| EXERCISE TASK |
Look through the data below and work out how many lines contain the string "TradingView". Give the number alone.

| RECORD EXCERPTS |
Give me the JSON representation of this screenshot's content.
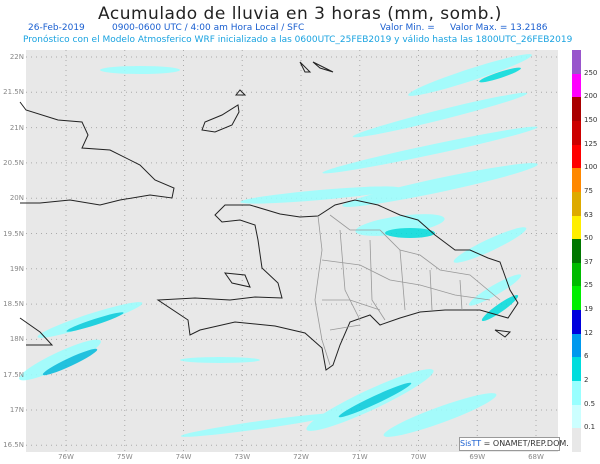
{
  "header": {
    "title": "Acumulado de lluvia en 3 horas (mm, somb.)",
    "date": "26-Feb-2019",
    "period": "0900-0600 UTC / 4:00 am Hora Local / SFC",
    "min_label": "Valor Min. =",
    "max_label": "Valor Max. = 13.2186",
    "forecast": "Pronóstico con el Modelo Atmosferico WRF inicializado a las 0600UTC_25FEB2019 y válido hasta las  1800UTC_26FEB2019"
  },
  "map": {
    "lat_labels": [
      "22N",
      "21.5N",
      "21N",
      "20.5N",
      "20N",
      "19.5N",
      "19N",
      "18.5N",
      "18N",
      "17.5N",
      "17N",
      "16.5N"
    ],
    "lon_labels": [
      "76W",
      "75W",
      "74W",
      "73W",
      "72W",
      "71W",
      "70W",
      "69W",
      "68W"
    ],
    "background": "#e8e8e8"
  },
  "colorbar": {
    "labels": [
      "250",
      "200",
      "150",
      "125",
      "100",
      "75",
      "63",
      "50",
      "37",
      "25",
      "19",
      "12",
      "6",
      "2",
      "0.5",
      "0.1"
    ],
    "colors": [
      "#9955cc",
      "#ff00ff",
      "#aa0000",
      "#cc0000",
      "#ff0000",
      "#ff8800",
      "#ddaa00",
      "#ffee00",
      "#007700",
      "#00bb00",
      "#00ee00",
      "#0000dd",
      "#0099ee",
      "#00dddd",
      "#99ffff",
      "#ccffff",
      "#e8e8e8"
    ]
  },
  "credit": {
    "sistt": "SisTT",
    "org": " = ONAMET/REP.DOM."
  }
}
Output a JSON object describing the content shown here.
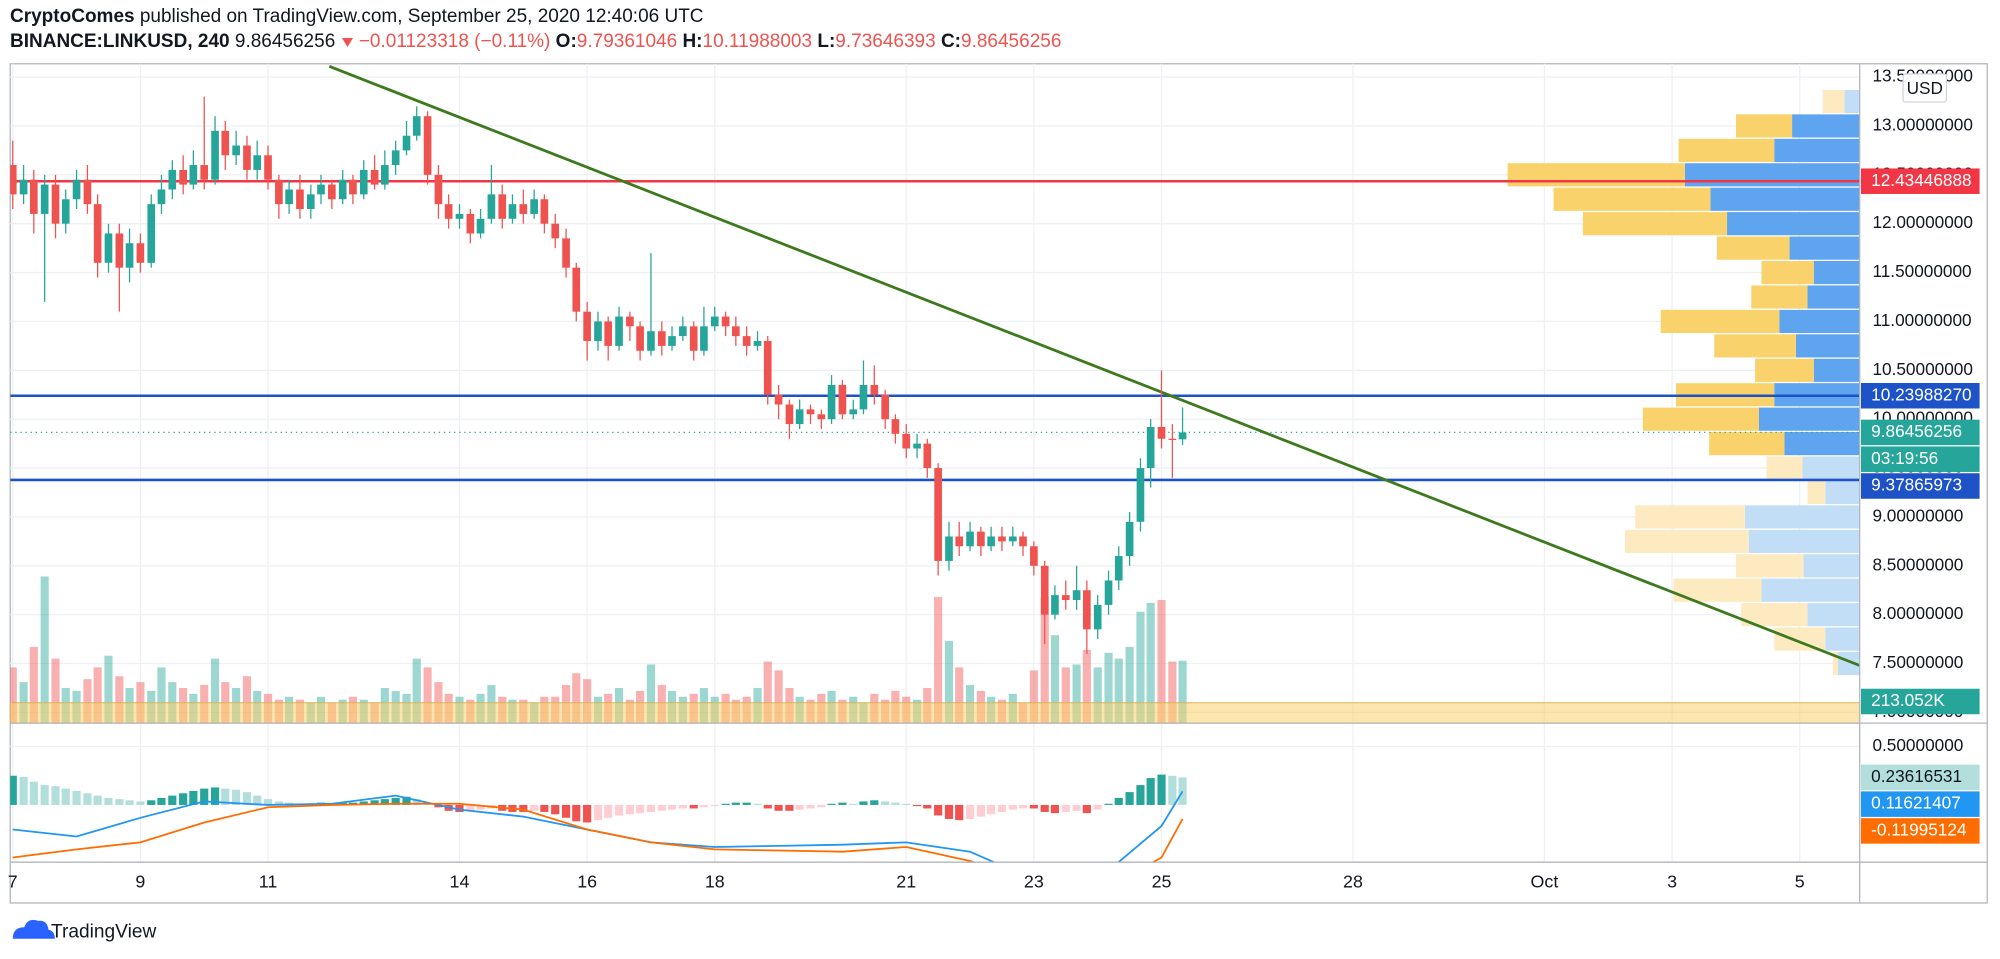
{
  "header": {
    "publisher": "CryptoComes",
    "published": "published on TradingView.com, September 25, 2020 12:40:06 UTC",
    "symbol": "BINANCE:LINKUSD, 240",
    "change": "−0.01123318 (−0.11%)",
    "ohlc_labels": [
      "O:",
      "H:",
      "L:",
      "C:"
    ]
  },
  "footer": {
    "brand": "TradingView"
  },
  "chart_data": {
    "type": "candlestick",
    "currency": "USD",
    "countdown": "03:19:56",
    "up_color": "#26a69a",
    "down_color": "#ef5350",
    "grid": true,
    "x": [
      7,
      7.17,
      7.33,
      7.5,
      7.67,
      7.83,
      8,
      8.17,
      8.33,
      8.5,
      8.67,
      8.83,
      9,
      9.17,
      9.33,
      9.5,
      9.67,
      9.83,
      10,
      10.17,
      10.33,
      10.5,
      10.67,
      10.83,
      11,
      11.17,
      11.33,
      11.5,
      11.67,
      11.83,
      12,
      12.17,
      12.33,
      12.5,
      12.67,
      12.83,
      13,
      13.17,
      13.33,
      13.5,
      13.67,
      13.83,
      14,
      14.17,
      14.33,
      14.5,
      14.67,
      14.83,
      15,
      15.17,
      15.33,
      15.5,
      15.67,
      15.83,
      16,
      16.17,
      16.33,
      16.5,
      16.67,
      16.83,
      17,
      17.17,
      17.33,
      17.5,
      17.67,
      17.83,
      18,
      18.17,
      18.33,
      18.5,
      18.67,
      18.83,
      19,
      19.17,
      19.33,
      19.5,
      19.67,
      19.83,
      20,
      20.17,
      20.33,
      20.5,
      20.67,
      20.83,
      21,
      21.17,
      21.33,
      21.5,
      21.67,
      21.83,
      22,
      22.17,
      22.33,
      22.5,
      22.67,
      22.83,
      23,
      23.17,
      23.33,
      23.5,
      23.67,
      23.83,
      24,
      24.17,
      24.33,
      24.5,
      24.67,
      24.83,
      25,
      25.17,
      25.33
    ],
    "open": [
      12.6,
      12.3,
      12.45,
      12.1,
      12.4,
      12.0,
      12.25,
      12.45,
      12.2,
      11.6,
      11.9,
      11.55,
      11.8,
      11.6,
      12.2,
      12.35,
      12.55,
      12.4,
      12.6,
      12.45,
      12.95,
      12.7,
      12.8,
      12.55,
      12.7,
      12.45,
      12.2,
      12.35,
      12.15,
      12.3,
      12.4,
      12.25,
      12.45,
      12.3,
      12.55,
      12.4,
      12.6,
      12.75,
      12.9,
      13.1,
      12.5,
      12.2,
      12.05,
      12.1,
      11.9,
      12.05,
      12.3,
      12.05,
      12.2,
      12.1,
      12.25,
      12.0,
      11.85,
      11.55,
      11.1,
      10.8,
      11.0,
      10.75,
      11.05,
      10.95,
      10.7,
      10.9,
      10.75,
      10.85,
      10.95,
      10.7,
      10.95,
      11.05,
      10.95,
      10.85,
      10.75,
      10.8,
      10.25,
      10.15,
      9.95,
      10.1,
      10.05,
      10.0,
      10.35,
      10.05,
      10.1,
      10.35,
      10.25,
      10.0,
      9.85,
      9.7,
      9.75,
      9.5,
      8.55,
      8.8,
      8.7,
      8.85,
      8.7,
      8.8,
      8.75,
      8.8,
      8.7,
      8.5,
      8.0,
      8.2,
      8.15,
      8.25,
      7.85,
      8.1,
      8.35,
      8.6,
      8.95,
      9.5,
      9.92,
      9.8,
      9.79361046
    ],
    "high": [
      12.85,
      12.6,
      12.55,
      12.5,
      12.5,
      12.35,
      12.55,
      12.6,
      12.3,
      12.0,
      12.0,
      11.95,
      11.9,
      12.3,
      12.5,
      12.65,
      12.7,
      12.75,
      13.3,
      13.1,
      13.05,
      12.95,
      12.9,
      12.85,
      12.8,
      12.5,
      12.45,
      12.5,
      12.4,
      12.5,
      12.45,
      12.55,
      12.5,
      12.65,
      12.7,
      12.75,
      12.85,
      13.05,
      13.2,
      13.15,
      12.6,
      12.3,
      12.2,
      12.15,
      12.15,
      12.6,
      12.4,
      12.3,
      12.35,
      12.35,
      12.3,
      12.1,
      11.95,
      11.6,
      11.2,
      11.1,
      11.05,
      11.15,
      11.1,
      11.0,
      11.7,
      11.0,
      10.95,
      11.05,
      11.0,
      11.15,
      11.15,
      11.1,
      11.05,
      10.95,
      10.9,
      10.85,
      10.35,
      10.2,
      10.2,
      10.15,
      10.1,
      10.45,
      10.4,
      10.2,
      10.6,
      10.55,
      10.3,
      10.05,
      9.95,
      9.85,
      9.8,
      9.55,
      8.95,
      8.95,
      8.95,
      8.9,
      8.9,
      8.9,
      8.9,
      8.85,
      8.75,
      8.55,
      8.3,
      8.35,
      8.5,
      8.35,
      8.2,
      8.45,
      8.7,
      9.05,
      9.6,
      10.0,
      10.5,
      9.95,
      10.11988003
    ],
    "low": [
      12.15,
      12.2,
      11.9,
      11.2,
      11.85,
      11.9,
      12.15,
      12.1,
      11.45,
      11.5,
      11.1,
      11.4,
      11.5,
      11.55,
      12.1,
      12.25,
      12.3,
      12.35,
      12.35,
      12.4,
      12.55,
      12.6,
      12.45,
      12.45,
      12.35,
      12.05,
      12.1,
      12.05,
      12.05,
      12.2,
      12.15,
      12.2,
      12.2,
      12.25,
      12.35,
      12.35,
      12.5,
      12.7,
      12.85,
      12.4,
      12.05,
      11.95,
      11.95,
      11.8,
      11.85,
      12.0,
      11.95,
      12.0,
      12.0,
      12.05,
      11.9,
      11.75,
      11.45,
      11.0,
      10.6,
      10.7,
      10.6,
      10.7,
      10.8,
      10.6,
      10.65,
      10.65,
      10.7,
      10.8,
      10.6,
      10.65,
      10.9,
      10.85,
      10.75,
      10.65,
      10.7,
      10.15,
      10.0,
      9.8,
      9.9,
      9.95,
      9.9,
      9.95,
      10.0,
      10.0,
      10.05,
      10.15,
      9.9,
      9.75,
      9.6,
      9.6,
      9.4,
      8.4,
      8.45,
      8.6,
      8.65,
      8.6,
      8.65,
      8.65,
      8.7,
      8.6,
      8.4,
      7.7,
      7.95,
      8.05,
      8.05,
      7.6,
      7.75,
      8.0,
      8.25,
      8.5,
      8.85,
      9.3,
      9.7,
      9.4,
      9.73646393
    ],
    "close": [
      12.3,
      12.45,
      12.1,
      12.4,
      12.0,
      12.25,
      12.45,
      12.2,
      11.6,
      11.9,
      11.55,
      11.8,
      11.6,
      12.2,
      12.35,
      12.55,
      12.4,
      12.6,
      12.45,
      12.95,
      12.7,
      12.8,
      12.55,
      12.7,
      12.45,
      12.2,
      12.35,
      12.15,
      12.3,
      12.4,
      12.25,
      12.45,
      12.3,
      12.55,
      12.4,
      12.6,
      12.75,
      12.9,
      13.1,
      12.5,
      12.2,
      12.05,
      12.1,
      11.9,
      12.05,
      12.3,
      12.05,
      12.2,
      12.1,
      12.25,
      12.0,
      11.85,
      11.55,
      11.1,
      10.8,
      11.0,
      10.75,
      11.05,
      10.95,
      10.7,
      10.9,
      10.75,
      10.85,
      10.95,
      10.7,
      10.95,
      11.05,
      10.95,
      10.85,
      10.75,
      10.8,
      10.25,
      10.15,
      9.95,
      10.1,
      10.05,
      10.0,
      10.35,
      10.05,
      10.1,
      10.35,
      10.25,
      10.0,
      9.85,
      9.7,
      9.75,
      9.5,
      8.55,
      8.8,
      8.7,
      8.85,
      8.7,
      8.8,
      8.75,
      8.8,
      8.7,
      8.5,
      8.0,
      8.2,
      8.15,
      8.25,
      7.85,
      8.1,
      8.35,
      8.6,
      8.95,
      9.5,
      9.92,
      9.8,
      9.79361046,
      9.86456256
    ],
    "xlim": [
      6.96,
      35.94
    ],
    "xticks": [
      7,
      9,
      11,
      14,
      16,
      18,
      21,
      23,
      25,
      28,
      {
        "value": 31,
        "label": "Oct"
      },
      {
        "value": 33,
        "label": "3"
      },
      {
        "value": 35,
        "label": "5"
      }
    ],
    "ylim": [
      6.89,
      13.61
    ],
    "yticks": [
      {
        "value": 13.5,
        "label": "13.50000000"
      },
      {
        "value": 13,
        "label": "13.00000000"
      },
      {
        "value": 12.5,
        "label": "12.50000000"
      },
      {
        "value": 12,
        "label": "12.00000000"
      },
      {
        "value": 11.5,
        "label": "11.50000000"
      },
      {
        "value": 11,
        "label": "11.00000000"
      },
      {
        "value": 10.5,
        "label": "10.50000000"
      },
      {
        "value": 10,
        "label": "10.00000000"
      },
      {
        "value": 9.5,
        "label": "9.50000000"
      },
      {
        "value": 9,
        "label": "9.00000000"
      },
      {
        "value": 8.5,
        "label": "8.50000000"
      },
      {
        "value": 8,
        "label": "8.00000000"
      },
      {
        "value": 7.5,
        "label": "7.50000000"
      },
      {
        "value": 7,
        "label": "7.00000000"
      }
    ],
    "levels": [
      {
        "price": 12.43446888,
        "color": "#f23645"
      },
      {
        "price": {
          "value": 10.2398827,
          "label": "10.23988270"
        },
        "color": "#1e53c8"
      },
      {
        "price": 9.37865973,
        "color": "#1e53c8"
      }
    ],
    "trendline": {
      "color": "#3d7a1f",
      "x": [
        11.96,
        35.94
      ],
      "y": [
        13.61,
        7.48
      ]
    },
    "volume": {
      "last_value_label": "213.052K",
      "values": [
        190,
        140,
        260,
        500,
        220,
        120,
        110,
        150,
        190,
        230,
        160,
        120,
        140,
        110,
        190,
        140,
        120,
        100,
        130,
        220,
        140,
        120,
        160,
        110,
        100,
        80,
        90,
        80,
        70,
        90,
        70,
        80,
        90,
        80,
        70,
        120,
        110,
        100,
        220,
        190,
        140,
        100,
        90,
        80,
        100,
        130,
        90,
        80,
        80,
        70,
        90,
        90,
        130,
        170,
        150,
        90,
        100,
        120,
        80,
        110,
        200,
        130,
        110,
        90,
        100,
        120,
        90,
        100,
        80,
        90,
        120,
        210,
        180,
        120,
        90,
        80,
        100,
        110,
        80,
        90,
        70,
        100,
        80,
        110,
        90,
        80,
        120,
        430,
        280,
        190,
        130,
        110,
        90,
        80,
        100,
        70,
        180,
        430,
        300,
        190,
        200,
        250,
        190,
        240,
        220,
        260,
        380,
        410,
        420,
        210,
        213.052
      ]
    },
    "volume_profile": {
      "up_color": "#5ea4ee",
      "down_color": "#f9d26b",
      "up_color_outside": "#c2def6",
      "down_color_outside": "#fdeac0",
      "rows": [
        {
          "price": 13.25,
          "up": 12,
          "down": 17,
          "value_area": false
        },
        {
          "price": 13,
          "up": 53,
          "down": 44,
          "value_area": true
        },
        {
          "price": 12.75,
          "up": 67,
          "down": 75,
          "value_area": true
        },
        {
          "price": 12.5,
          "up": 137,
          "down": 139,
          "value_area": true
        },
        {
          "price": 12.25,
          "up": 117,
          "down": 123,
          "value_area": true
        },
        {
          "price": 12,
          "up": 104,
          "down": 113,
          "value_area": true
        },
        {
          "price": 11.75,
          "up": 55,
          "down": 57,
          "value_area": true
        },
        {
          "price": 11.5,
          "up": 36,
          "down": 41,
          "value_area": true
        },
        {
          "price": 11.25,
          "up": 41,
          "down": 44,
          "value_area": true
        },
        {
          "price": 11,
          "up": 63,
          "down": 93,
          "value_area": true
        },
        {
          "price": 10.75,
          "up": 50,
          "down": 64,
          "value_area": true
        },
        {
          "price": 10.5,
          "up": 36,
          "down": 46,
          "value_area": true
        },
        {
          "price": 10.25,
          "up": 67,
          "down": 77,
          "value_area": true
        },
        {
          "price": 10,
          "up": 79,
          "down": 91,
          "value_area": true
        },
        {
          "price": 9.75,
          "up": 59,
          "down": 59,
          "value_area": true
        },
        {
          "price": 9.5,
          "up": 45,
          "down": 28,
          "value_area": false
        },
        {
          "price": 9.25,
          "up": 27,
          "down": 14,
          "value_area": false
        },
        {
          "price": 9,
          "up": 90,
          "down": 86,
          "value_area": false
        },
        {
          "price": 8.75,
          "up": 87,
          "down": 97,
          "value_area": false
        },
        {
          "price": 8.5,
          "up": 44,
          "down": 53,
          "value_area": false
        },
        {
          "price": 8.25,
          "up": 77,
          "down": 69,
          "value_area": false
        },
        {
          "price": 8,
          "up": 41,
          "down": 52,
          "value_area": false
        },
        {
          "price": 7.75,
          "up": 27,
          "down": 40,
          "value_area": false
        },
        {
          "price": 7.5,
          "up": 17,
          "down": 4,
          "value_area": false
        }
      ]
    },
    "macd": {
      "ylim": [
        -0.49,
        0.7
      ],
      "yticks": [
        {
          "value": 0.5,
          "label": "0.50000000"
        }
      ],
      "histogram": {
        "color": "#26a69a",
        "values": [
          0.25,
          0.24,
          0.2,
          0.17,
          0.16,
          0.14,
          0.12,
          0.1,
          0.08,
          0.06,
          0.05,
          0.04,
          0.03,
          0.04,
          0.06,
          0.08,
          0.1,
          0.12,
          0.14,
          0.15,
          0.14,
          0.13,
          0.11,
          0.08,
          0.05,
          0.03,
          0.02,
          0.01,
          0.01,
          0.02,
          0.01,
          0.02,
          0.02,
          0.03,
          0.04,
          0.05,
          0.06,
          0.07,
          0.05,
          0.02,
          -0.02,
          -0.05,
          -0.06,
          -0.05,
          -0.04,
          -0.03,
          -0.05,
          -0.06,
          -0.06,
          -0.05,
          -0.06,
          -0.08,
          -0.11,
          -0.14,
          -0.15,
          -0.13,
          -0.11,
          -0.09,
          -0.08,
          -0.07,
          -0.06,
          -0.05,
          -0.04,
          -0.03,
          -0.03,
          -0.02,
          -0.01,
          0.01,
          0.02,
          0.02,
          0.01,
          -0.03,
          -0.05,
          -0.05,
          -0.04,
          -0.03,
          -0.02,
          0.01,
          0.02,
          0.01,
          0.03,
          0.04,
          0.03,
          0.02,
          0.01,
          -0.01,
          -0.03,
          -0.09,
          -0.12,
          -0.13,
          -0.12,
          -0.1,
          -0.08,
          -0.06,
          -0.04,
          -0.03,
          -0.03,
          -0.06,
          -0.07,
          -0.06,
          -0.05,
          -0.07,
          -0.04,
          0.01,
          0.06,
          0.11,
          0.17,
          0.23,
          0.26,
          0.25,
          0.23616531
        ]
      },
      "lines": [
        {
          "name": "MACD",
          "color": "#2196f3",
          "x": [
            7,
            8,
            9,
            10,
            11,
            12,
            13,
            14,
            15,
            16,
            17,
            18,
            19,
            20,
            21,
            22,
            23,
            24,
            25,
            25.33
          ],
          "values": [
            -0.21,
            -0.27,
            -0.11,
            0.03,
            0,
            0.01,
            0.08,
            -0.04,
            -0.1,
            -0.21,
            -0.32,
            -0.36,
            -0.35,
            -0.34,
            -0.32,
            -0.4,
            -0.64,
            -0.64,
            -0.18,
            0.11621407
          ]
        },
        {
          "name": "Signal",
          "color": "#ff6d00",
          "x": [
            7,
            8,
            9,
            10,
            11,
            12,
            13,
            14,
            15,
            16,
            17,
            18,
            19,
            20,
            21,
            22,
            23,
            24,
            25,
            25.33
          ],
          "values": [
            -0.45,
            -0.38,
            -0.32,
            -0.15,
            -0.02,
            0,
            0.01,
            0.01,
            -0.04,
            -0.21,
            -0.32,
            -0.38,
            -0.39,
            -0.4,
            -0.36,
            -0.48,
            -0.64,
            -0.75,
            -0.45,
            -0.11995124
          ]
        }
      ]
    }
  }
}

| EXERCISE RESPONSE |
2